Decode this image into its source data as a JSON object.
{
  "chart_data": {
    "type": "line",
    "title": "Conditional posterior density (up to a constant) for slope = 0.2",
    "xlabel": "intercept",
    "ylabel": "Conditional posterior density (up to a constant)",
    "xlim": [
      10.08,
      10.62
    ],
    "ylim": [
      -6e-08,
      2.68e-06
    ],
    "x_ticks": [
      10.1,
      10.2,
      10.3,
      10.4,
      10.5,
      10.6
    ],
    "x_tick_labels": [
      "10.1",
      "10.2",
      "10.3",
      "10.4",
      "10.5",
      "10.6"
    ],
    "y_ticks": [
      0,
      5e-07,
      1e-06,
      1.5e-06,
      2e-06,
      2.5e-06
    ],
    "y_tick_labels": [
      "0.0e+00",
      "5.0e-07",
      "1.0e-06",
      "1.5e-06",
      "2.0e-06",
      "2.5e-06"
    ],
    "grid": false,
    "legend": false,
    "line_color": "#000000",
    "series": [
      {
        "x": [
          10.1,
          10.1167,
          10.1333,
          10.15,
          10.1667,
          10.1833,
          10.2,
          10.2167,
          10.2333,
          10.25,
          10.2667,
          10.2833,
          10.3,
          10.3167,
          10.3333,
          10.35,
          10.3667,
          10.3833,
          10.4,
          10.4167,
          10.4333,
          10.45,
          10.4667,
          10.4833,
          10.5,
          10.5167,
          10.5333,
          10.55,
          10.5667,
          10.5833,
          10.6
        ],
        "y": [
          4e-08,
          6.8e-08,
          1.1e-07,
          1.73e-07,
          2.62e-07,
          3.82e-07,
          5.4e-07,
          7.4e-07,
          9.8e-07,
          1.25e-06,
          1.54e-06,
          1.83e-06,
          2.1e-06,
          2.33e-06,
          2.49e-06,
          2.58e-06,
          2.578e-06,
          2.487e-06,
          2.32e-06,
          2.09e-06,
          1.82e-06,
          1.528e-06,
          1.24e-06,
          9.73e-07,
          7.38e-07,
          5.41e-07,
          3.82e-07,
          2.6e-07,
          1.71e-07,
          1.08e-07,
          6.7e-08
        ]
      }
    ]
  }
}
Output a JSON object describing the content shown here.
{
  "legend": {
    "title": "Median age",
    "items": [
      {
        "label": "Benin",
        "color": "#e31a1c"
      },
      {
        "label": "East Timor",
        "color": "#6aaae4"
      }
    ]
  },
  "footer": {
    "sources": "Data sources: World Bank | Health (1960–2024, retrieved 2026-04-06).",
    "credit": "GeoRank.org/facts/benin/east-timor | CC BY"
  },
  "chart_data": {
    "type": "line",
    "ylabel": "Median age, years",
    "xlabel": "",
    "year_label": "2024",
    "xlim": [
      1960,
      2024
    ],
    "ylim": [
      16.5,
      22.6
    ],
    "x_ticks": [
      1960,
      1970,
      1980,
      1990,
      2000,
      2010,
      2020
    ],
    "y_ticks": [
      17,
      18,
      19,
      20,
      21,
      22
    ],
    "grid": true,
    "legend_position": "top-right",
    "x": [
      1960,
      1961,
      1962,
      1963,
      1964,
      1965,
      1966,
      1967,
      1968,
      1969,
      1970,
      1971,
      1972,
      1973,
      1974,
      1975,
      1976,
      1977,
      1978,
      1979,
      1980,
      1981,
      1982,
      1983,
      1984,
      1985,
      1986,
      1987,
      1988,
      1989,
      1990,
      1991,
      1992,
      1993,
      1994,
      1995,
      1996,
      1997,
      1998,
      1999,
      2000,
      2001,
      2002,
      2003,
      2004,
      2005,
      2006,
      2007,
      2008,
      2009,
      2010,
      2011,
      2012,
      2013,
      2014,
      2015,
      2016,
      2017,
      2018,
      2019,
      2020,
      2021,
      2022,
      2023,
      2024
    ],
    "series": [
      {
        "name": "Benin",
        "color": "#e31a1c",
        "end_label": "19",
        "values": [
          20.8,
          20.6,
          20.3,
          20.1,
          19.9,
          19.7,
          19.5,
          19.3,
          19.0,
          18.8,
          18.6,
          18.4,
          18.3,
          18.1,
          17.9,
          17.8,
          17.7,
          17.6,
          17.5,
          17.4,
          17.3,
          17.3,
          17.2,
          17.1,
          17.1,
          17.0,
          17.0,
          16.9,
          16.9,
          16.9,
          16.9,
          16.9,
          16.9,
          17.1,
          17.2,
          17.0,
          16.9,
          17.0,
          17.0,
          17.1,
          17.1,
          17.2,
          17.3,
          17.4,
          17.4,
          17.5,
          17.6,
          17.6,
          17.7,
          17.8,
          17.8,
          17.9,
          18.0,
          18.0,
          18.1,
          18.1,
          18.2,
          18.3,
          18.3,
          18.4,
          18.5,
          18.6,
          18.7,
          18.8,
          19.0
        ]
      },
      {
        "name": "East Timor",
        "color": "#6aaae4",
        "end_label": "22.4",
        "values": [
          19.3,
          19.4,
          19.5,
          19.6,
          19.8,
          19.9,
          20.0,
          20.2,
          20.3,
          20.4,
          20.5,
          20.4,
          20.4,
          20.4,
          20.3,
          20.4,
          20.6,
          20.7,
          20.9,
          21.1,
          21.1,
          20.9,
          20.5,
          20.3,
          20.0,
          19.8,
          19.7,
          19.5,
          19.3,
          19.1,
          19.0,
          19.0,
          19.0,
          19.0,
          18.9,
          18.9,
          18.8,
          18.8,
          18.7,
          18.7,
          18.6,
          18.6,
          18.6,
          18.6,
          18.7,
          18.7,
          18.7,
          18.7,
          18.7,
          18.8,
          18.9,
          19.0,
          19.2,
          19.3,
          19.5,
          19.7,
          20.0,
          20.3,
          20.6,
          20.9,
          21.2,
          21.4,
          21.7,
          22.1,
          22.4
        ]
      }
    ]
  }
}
= = =
> To be done: Identify the lines of the entries containing the string "JSON". Copy each such line.

> Finished exercise:
Decode this image into its source data as a JSON object.
Output a JSON object describing the content shown here.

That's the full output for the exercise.